-- START Data entries --
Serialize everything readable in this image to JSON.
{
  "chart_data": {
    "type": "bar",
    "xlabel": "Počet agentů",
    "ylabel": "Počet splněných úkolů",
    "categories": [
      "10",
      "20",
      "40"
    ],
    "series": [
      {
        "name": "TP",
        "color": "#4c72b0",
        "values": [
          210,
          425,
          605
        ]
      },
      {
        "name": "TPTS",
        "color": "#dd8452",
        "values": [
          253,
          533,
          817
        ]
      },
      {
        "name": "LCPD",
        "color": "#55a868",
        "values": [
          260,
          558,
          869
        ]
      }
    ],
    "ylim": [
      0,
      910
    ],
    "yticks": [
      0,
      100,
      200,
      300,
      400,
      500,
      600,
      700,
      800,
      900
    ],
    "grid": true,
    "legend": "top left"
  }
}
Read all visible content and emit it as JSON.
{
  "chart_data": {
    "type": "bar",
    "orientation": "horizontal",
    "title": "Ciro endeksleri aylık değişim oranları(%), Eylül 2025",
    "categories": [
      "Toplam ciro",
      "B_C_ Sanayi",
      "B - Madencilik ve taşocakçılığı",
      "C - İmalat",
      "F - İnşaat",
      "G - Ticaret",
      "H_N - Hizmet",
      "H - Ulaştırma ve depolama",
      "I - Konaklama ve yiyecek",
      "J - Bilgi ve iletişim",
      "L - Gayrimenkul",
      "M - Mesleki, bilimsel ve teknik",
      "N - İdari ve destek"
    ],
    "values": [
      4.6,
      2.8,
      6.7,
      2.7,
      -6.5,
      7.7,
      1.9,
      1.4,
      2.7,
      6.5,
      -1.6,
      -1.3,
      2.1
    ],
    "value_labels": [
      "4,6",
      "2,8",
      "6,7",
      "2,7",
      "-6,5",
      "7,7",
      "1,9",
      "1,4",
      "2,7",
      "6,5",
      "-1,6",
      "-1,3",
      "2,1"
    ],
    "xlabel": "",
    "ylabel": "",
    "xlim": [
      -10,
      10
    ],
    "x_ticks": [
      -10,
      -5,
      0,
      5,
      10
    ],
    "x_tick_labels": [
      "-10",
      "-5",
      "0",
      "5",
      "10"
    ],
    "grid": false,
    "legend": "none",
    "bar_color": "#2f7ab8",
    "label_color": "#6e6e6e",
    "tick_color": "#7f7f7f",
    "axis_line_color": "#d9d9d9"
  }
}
-- END Data entries --
[Request] Show the lines from the data above that contain the string "Počet".

[The solution]
    "xlabel": "Počet agentů",
    "ylabel": "Počet splněných úkolů",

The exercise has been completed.